What you should do: Count lines with "icon" in them. Report only the total.

Data extracted from a collection:

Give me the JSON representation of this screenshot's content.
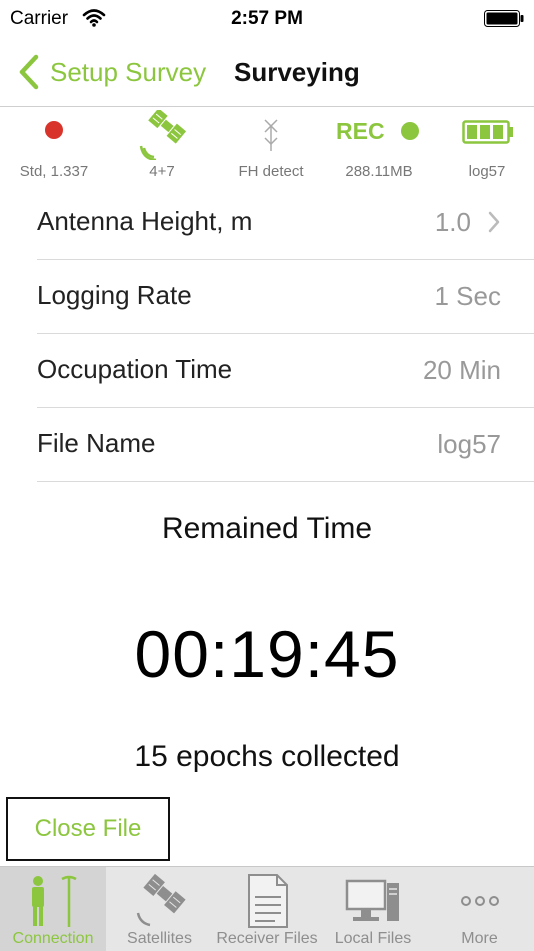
{
  "statusbar": {
    "carrier": "Carrier",
    "time": "2:57 PM"
  },
  "nav": {
    "back_label": "Setup Survey",
    "title": "Surveying"
  },
  "status": {
    "position": {
      "label": "Std, 1.337",
      "icon": "red-dot-icon"
    },
    "satellites": {
      "label": "4+7",
      "icon": "satellite-icon"
    },
    "radio": {
      "label": "FH detect",
      "icon": "antenna-icon"
    },
    "recording": {
      "text": "REC",
      "label": "288.11MB",
      "icon": "green-dot-icon"
    },
    "battery": {
      "label": "log57",
      "icon": "battery-icon"
    }
  },
  "settings": [
    {
      "label": "Antenna Height, m",
      "value": "1.0"
    },
    {
      "label": "Logging Rate",
      "value": "1 Sec"
    },
    {
      "label": "Occupation Time",
      "value": "20 Min"
    },
    {
      "label": "File Name",
      "value": "log57"
    }
  ],
  "survey": {
    "remained_label": "Remained Time",
    "timer": "00:19:45",
    "epochs": "15 epochs collected"
  },
  "close_button": "Close File",
  "tabs": [
    {
      "label": "Connection",
      "icon": "connection-icon",
      "active": true
    },
    {
      "label": "Satellites",
      "icon": "satellite-icon"
    },
    {
      "label": "Receiver Files",
      "icon": "document-icon"
    },
    {
      "label": "Local Files",
      "icon": "computer-icon"
    },
    {
      "label": "More",
      "icon": "more-icon"
    }
  ],
  "colors": {
    "accent": "#8cc63f",
    "alert": "#d9342b",
    "muted": "#999999"
  }
}
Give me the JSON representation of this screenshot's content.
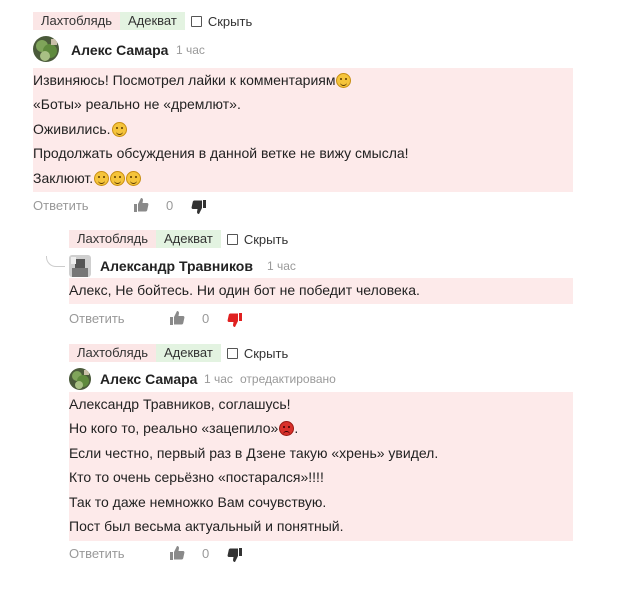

Exercise answer: 10